# What should I expect when selling my extra lumber?



## Adam_D (Mar 4, 2012)

I got into woodworking sort of accidentally. I was on craigslist looking for a table-saw, and ended up finding a gentleman's entire delta tool collection, and with it, about 1000 board feet of red oak, black cherry, and black walnut. Anyway, 2 years later, I'm loving it, but I've decided I need to make a little room in my garage.

I've decided that I don't have any plans in the near future for the red oak, and so I threw it on craigslist. The local lumberyard here was asking $3.33/board foot of 4/4, so I suggested $2.50 from an individual for air-dried stuff…

When buyers show up, should I expect them to measure each board and calculate exactly how much each board costs, or is the general etiquette to just measure an "average" one and assume that the rest are about the same, or should I just expect to haggle and be haggled?

I guess I'm just looking for stories and experiences! I feel like I'm parting with my unborn children, and I'm a bit nervous D:


----------



## thedude50 (Aug 13, 2011)

I will buy what you have and can pay y9ou in a couple of days I will need it packeaged up and shipped to me here in california and i will of coarse pay the freight I can do this at the price you quoted and will have top trust your calculations I hope the idea works for you I can pay you by paypal and give you several days to package the wood into manageable bundles that fed ex will bring or ups if you prefer


----------



## WDHLT15 (Aug 15, 2011)

YOUR TASKS:
A) Answer these questions about the lumber-selling thread:
(i) Which three kinds of wood came with the tool collection?
(ii) What price per board foot of 4/4 was the local lumberyard asking?
(iii) Which two shipping carriers does thedude50 mention?
B) Print the stretch of the lumber-selling thread from "# What should" through "in my garage.".

ITEMS:
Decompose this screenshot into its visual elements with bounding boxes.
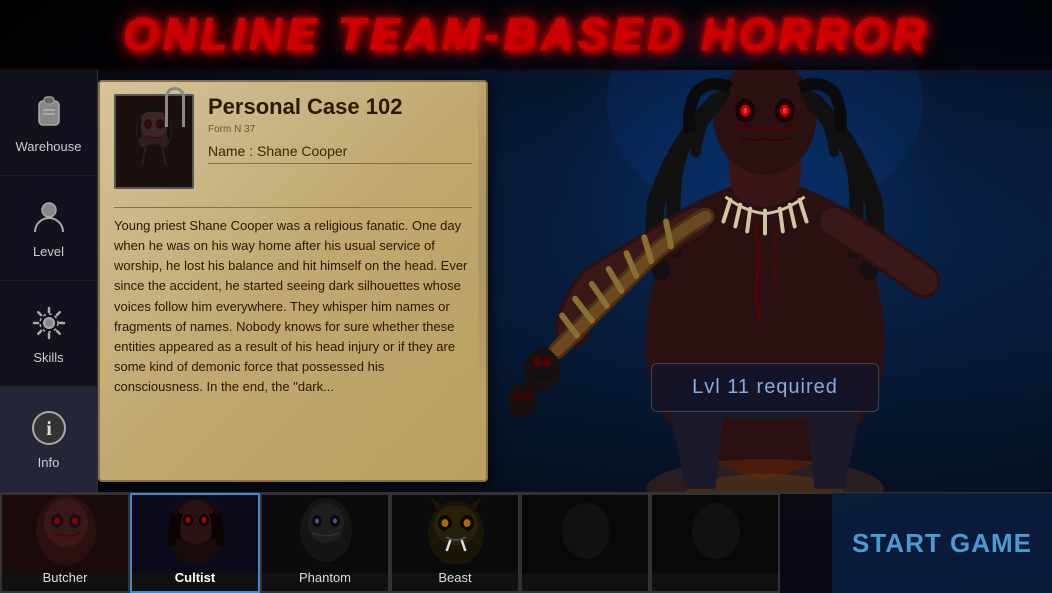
sidebar: Warehouse Level Skills i In: [0, 70, 98, 492]
sidebar-item-skills[interactable]: Skills: [0, 281, 97, 387]
svg-text:i: i: [46, 418, 52, 440]
paper-clip: [165, 87, 185, 127]
info-icon: i: [28, 407, 70, 449]
char-slot-beast[interactable]: Beast: [390, 493, 520, 593]
content-area: Personal Case 102 Form N 37 Name : Shane…: [98, 70, 1052, 492]
cultist-label: Cultist: [175, 570, 215, 585]
monster-figure: [478, 50, 1052, 492]
butcher-label: Butcher: [43, 570, 88, 585]
start-game-text: START GAME: [852, 528, 1032, 559]
sidebar-skills-label: Skills: [33, 350, 63, 365]
char-slot-butcher[interactable]: Butcher: [0, 493, 130, 593]
char-slot-cultist[interactable]: Cultist: [130, 493, 260, 593]
char-slot-5[interactable]: [520, 493, 650, 593]
backpack-icon: [28, 91, 70, 133]
slot6-bg: [652, 495, 778, 591]
title-bar: ONLINE TEAM-BASED HORROR: [0, 0, 1052, 70]
divider: [114, 207, 472, 208]
char-slot-6[interactable]: [650, 493, 780, 593]
level-badge-text: Lvl 11 required: [692, 376, 838, 398]
start-game-button[interactable]: START GAME: [832, 493, 1052, 593]
case-body-text: Young priest Shane Cooper was a religiou…: [114, 216, 472, 468]
monster-svg: [478, 21, 1052, 521]
case-panel: Personal Case 102 Form N 37 Name : Shane…: [98, 80, 488, 482]
sidebar-item-warehouse[interactable]: Warehouse: [0, 70, 97, 176]
character-slots: Butcher Cultis: [0, 494, 832, 592]
main-title: ONLINE TEAM-BASED HORROR: [123, 7, 929, 61]
sidebar-warehouse-label: Warehouse: [16, 139, 82, 154]
case-title-block: Personal Case 102 Form N 37 Name : Shane…: [208, 94, 472, 164]
beast-label: Beast: [438, 570, 471, 585]
slot5-bg: [522, 495, 648, 591]
sidebar-item-level[interactable]: Level: [0, 176, 97, 282]
gear-icon: [28, 302, 70, 344]
form-number: Form N 37: [208, 124, 472, 135]
char-slot-phantom[interactable]: Phantom: [260, 493, 390, 593]
phantom-label: Phantom: [299, 570, 351, 585]
name-line: Name : Shane Cooper: [208, 143, 472, 164]
person-icon: [28, 196, 70, 238]
bottom-bar: Butcher Cultis: [0, 492, 1052, 592]
level-badge: Lvl 11 required: [651, 363, 879, 412]
case-title: Personal Case 102: [208, 94, 472, 120]
character-display: Lvl 11 required: [478, 70, 1052, 492]
sidebar-info-label: Info: [38, 455, 60, 470]
sidebar-item-info[interactable]: i Info: [0, 387, 97, 493]
sidebar-level-label: Level: [33, 244, 64, 259]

THE REPLIES:
A)
(i) Red oak, black cherry, and black walnut.
(ii) $3.33.
(iii) FedEx and UPS.

B)
# What should I expect when selling my extra lumber?



## Adam_D (Mar 4, 2012)

I got into woodworking sort of accidentally. I was on craigslist looking for a table-saw, and ended up finding a gentleman's entire delta tool collection, and with it, about 1000 board feet of red oak, black cherry, and black walnut. Anyway, 2 years later, I'm loving it, but I've decided I need to make a little room in my garage.